» **Work instructions**
Look below and pull out each line with the word "培训模式".
___
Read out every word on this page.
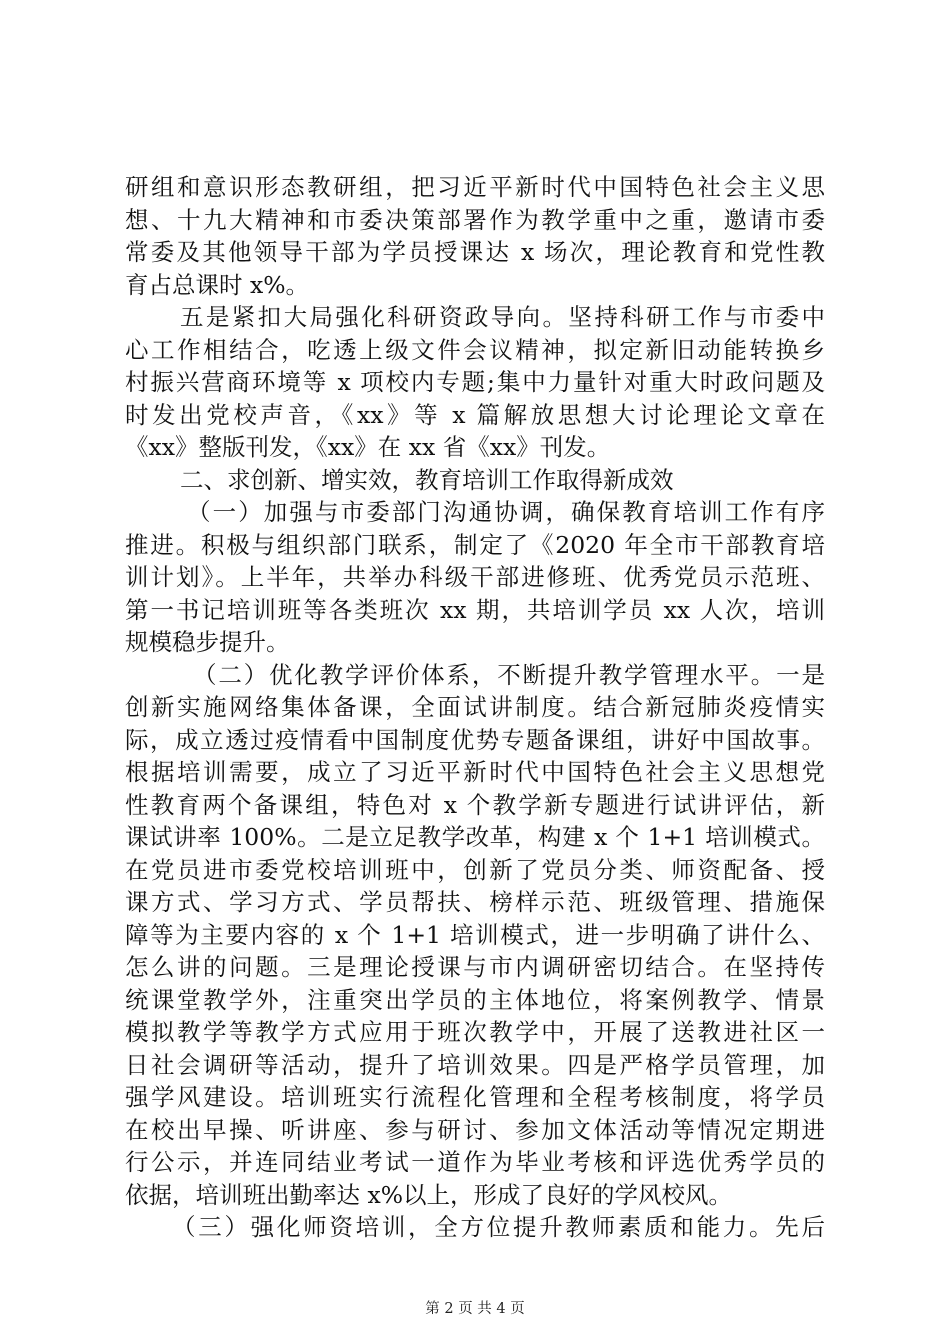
研组和意识形态教研组，把习近平新时代中国特色社会主义思
想、十九大精神和市委决策部署作为教学重中之重，邀请市委
常委及其他领导干部为学员授课达 x 场次，理论教育和党性教
育占总课时 x%。
五是紧扣大局强化科研资政导向。坚持科研工作与市委中
心工作相结合，吃透上级文件会议精神，拟定新旧动能转换乡
村振兴营商环境等 x 项校内专题;集中力量针对重大时政问题及
时发出党校声音，《xx》等 x 篇解放思想大讨论理论文章在
《xx》整版刊发，《xx》在 xx 省《xx》刊发。
二、求创新、增实效，教育培训工作取得新成效
（一）加强与市委部门沟通协调，确保教育培训工作有序
推进。积极与组织部门联系，制定了《2020 年全市干部教育培
训计划》。上半年，共举办科级干部进修班、优秀党员示范班、
第一书记培训班等各类班次 xx 期，共培训学员 xx 人次，培训
规模稳步提升。
（二）优化教学评价体系，不断提升教学管理水平。一是
创新实施网络集体备课，全面试讲制度。结合新冠肺炎疫情实
际，成立透过疫情看中国制度优势专题备课组，讲好中国故事。
根据培训需要，成立了习近平新时代中国特色社会主义思想党
性教育两个备课组，特色对 x 个教学新专题进行试讲评估，新
课试讲率 100%。二是立足教学改革，构建 x 个 1+1 培训模式。
在党员进市委党校培训班中，创新了党员分类、师资配备、授
课方式、学习方式、学员帮扶、榜样示范、班级管理、措施保
障等为主要内容的 x 个 1+1 培训模式，进一步明确了讲什么、
怎么讲的问题。三是理论授课与市内调研密切结合。在坚持传
统课堂教学外，注重突出学员的主体地位，将案例教学、情景
模拟教学等教学方式应用于班次教学中，开展了送教进社区一
日社会调研等活动，提升了培训效果。四是严格学员管理，加
强学风建设。培训班实行流程化管理和全程考核制度，将学员
在校出早操、听讲座、参与研讨、参加文体活动等情况定期进
行公示，并连同结业考试一道作为毕业考核和评选优秀学员的
依据，培训班出勤率达 x%以上，形成了良好的学风校风。
（三）强化师资培训，全方位提升教师素质和能力。先后
第 2 页 共 4 页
___
» **Exercise answer**
课试讲率 100%。二是立足教学改革，构建 x 个 1+1 培训模式。
障等为主要内容的 x 个 1+1 培训模式，进一步明确了讲什么、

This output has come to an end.